>> BEGIN Data extract

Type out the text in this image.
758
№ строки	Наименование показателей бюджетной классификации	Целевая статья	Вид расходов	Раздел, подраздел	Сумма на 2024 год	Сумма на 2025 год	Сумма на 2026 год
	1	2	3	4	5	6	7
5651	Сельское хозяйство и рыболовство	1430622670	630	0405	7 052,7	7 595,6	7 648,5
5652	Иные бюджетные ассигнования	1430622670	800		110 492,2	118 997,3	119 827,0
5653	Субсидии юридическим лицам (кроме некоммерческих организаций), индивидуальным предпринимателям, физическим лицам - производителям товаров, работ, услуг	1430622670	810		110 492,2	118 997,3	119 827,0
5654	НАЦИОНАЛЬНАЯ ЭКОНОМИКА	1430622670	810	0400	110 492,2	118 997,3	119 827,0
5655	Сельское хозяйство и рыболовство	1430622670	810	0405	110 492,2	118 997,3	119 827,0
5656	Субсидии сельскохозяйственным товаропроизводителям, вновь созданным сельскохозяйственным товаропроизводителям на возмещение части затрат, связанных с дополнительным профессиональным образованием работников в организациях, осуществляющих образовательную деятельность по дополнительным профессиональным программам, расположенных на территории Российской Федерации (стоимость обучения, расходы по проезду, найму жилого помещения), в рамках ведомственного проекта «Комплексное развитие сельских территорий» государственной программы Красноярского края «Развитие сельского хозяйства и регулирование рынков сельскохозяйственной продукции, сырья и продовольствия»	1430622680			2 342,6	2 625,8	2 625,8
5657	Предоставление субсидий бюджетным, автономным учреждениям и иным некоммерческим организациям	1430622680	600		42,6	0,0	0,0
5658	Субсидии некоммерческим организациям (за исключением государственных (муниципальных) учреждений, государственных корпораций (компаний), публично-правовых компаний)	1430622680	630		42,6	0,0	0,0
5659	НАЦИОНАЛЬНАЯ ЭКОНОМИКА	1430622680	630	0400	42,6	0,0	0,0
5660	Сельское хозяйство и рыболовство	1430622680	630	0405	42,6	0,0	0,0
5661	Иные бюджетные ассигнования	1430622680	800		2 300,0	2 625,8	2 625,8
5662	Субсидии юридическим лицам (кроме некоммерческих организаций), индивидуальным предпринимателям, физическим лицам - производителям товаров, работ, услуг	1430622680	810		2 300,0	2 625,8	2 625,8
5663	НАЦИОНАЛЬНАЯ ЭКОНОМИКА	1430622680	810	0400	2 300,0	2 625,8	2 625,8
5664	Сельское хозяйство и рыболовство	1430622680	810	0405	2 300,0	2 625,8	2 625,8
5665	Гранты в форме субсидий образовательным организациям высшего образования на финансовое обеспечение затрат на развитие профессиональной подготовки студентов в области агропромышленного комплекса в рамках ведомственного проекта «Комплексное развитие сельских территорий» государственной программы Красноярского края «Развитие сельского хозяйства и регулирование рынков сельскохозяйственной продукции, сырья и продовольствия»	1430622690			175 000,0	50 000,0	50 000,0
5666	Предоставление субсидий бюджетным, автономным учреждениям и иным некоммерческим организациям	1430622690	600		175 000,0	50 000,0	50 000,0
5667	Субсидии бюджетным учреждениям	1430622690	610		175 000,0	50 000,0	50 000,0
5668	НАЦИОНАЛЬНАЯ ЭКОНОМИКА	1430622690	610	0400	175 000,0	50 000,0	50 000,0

>> END Data extract

Copy each entry exactly, with nothing added or dropped.

Type out the text in this image.
758
№ строки	Наименование показателей бюджетной классификации	Целевая статья	Вид расходов	Раздел, подраздел	Сумма на 2024 год	Сумма на 2025 год	Сумма на 2026 год
	1	2	3	4	5	6	7
5651	Сельское хозяйство и рыболовство	1430622670	630	0405	7 052,7	7 595,6	7 648,5
5652	Иные бюджетные ассигнования	1430622670	800		110 492,2	118 997,3	119 827,0
5653	Субсидии юридическим лицам (кроме некоммерческих организаций), индивидуальным предпринимателям, физическим лицам - производителям товаров, работ, услуг	1430622670	810		110 492,2	118 997,3	119 827,0
5654	НАЦИОНАЛЬНАЯ ЭКОНОМИКА	1430622670	810	0400	110 492,2	118 997,3	119 827,0
5655	Сельское хозяйство и рыболовство	1430622670	810	0405	110 492,2	118 997,3	119 827,0
5656	Субсидии сельскохозяйственным товаропроизводителям, вновь созданным сельскохозяйственным товаропроизводителям на возмещение части затрат, связанных с дополнительным профессиональным образованием работников в организациях, осуществляющих образовательную деятельность по дополнительным профессиональным программам, расположенных на территории Российской Федерации (стоимость обучения, расходы по проезду, найму жилого помещения), в рамках ведомственного проекта «Комплексное развитие сельских территорий» государственной программы Красноярского края «Развитие сельского хозяйства и регулирование рынков сельскохозяйственной продукции, сырья и продовольствия»	1430622680			2 342,6	2 625,8	2 625,8
5657	Предоставление субсидий бюджетным, автономным учреждениям и иным некоммерческим организациям	1430622680	600		42,6	0,0	0,0
5658	Субсидии некоммерческим организациям (за исключением государственных (муниципальных) учреждений, государственных корпораций (компаний), публично-правовых компаний)	1430622680	630		42,6	0,0	0,0
5659	НАЦИОНАЛЬНАЯ ЭКОНОМИКА	1430622680	630	0400	42,6	0,0	0,0
5660	Сельское хозяйство и рыболовство	1430622680	630	0405	42,6	0,0	0,0
5661	Иные бюджетные ассигнования	1430622680	800		2 300,0	2 625,8	2 625,8
5662	Субсидии юридическим лицам (кроме некоммерческих организаций), индивидуальным предпринимателям, физическим лицам - производителям товаров, работ, услуг	1430622680	810		2 300,0	2 625,8	2 625,8
5663	НАЦИОНАЛЬНАЯ ЭКОНОМИКА	1430622680	810	0400	2 300,0	2 625,8	2 625,8
5664	Сельское хозяйство и рыболовство	1430622680	810	0405	2 300,0	2 625,8	2 625,8
5665	Гранты в форме субсидий образовательным организациям высшего образования на финансовое обеспечение затрат на развитие профессиональной подготовки студентов в области агропромышленного комплекса в рамках ведомственного проекта «Комплексное развитие сельских территорий» государственной программы Красноярского края «Развитие сельского хозяйства и регулирование рынков сельскохозяйственной продукции, сырья и продовольствия»	1430622690			175 000,0	50 000,0	50 000,0
5666	Предоставление субсидий бюджетным, автономным учреждениям и иным некоммерческим организациям	1430622690	600		175 000,0	50 000,0	50 000,0
5667	Субсидии бюджетным учреждениям	1430622690	610		175 000,0	50 000,0	50 000,0
5668	НАЦИОНАЛЬНАЯ ЭКОНОМИКА	1430622690	610	0400	175 000,0	50 000,0	50 000,0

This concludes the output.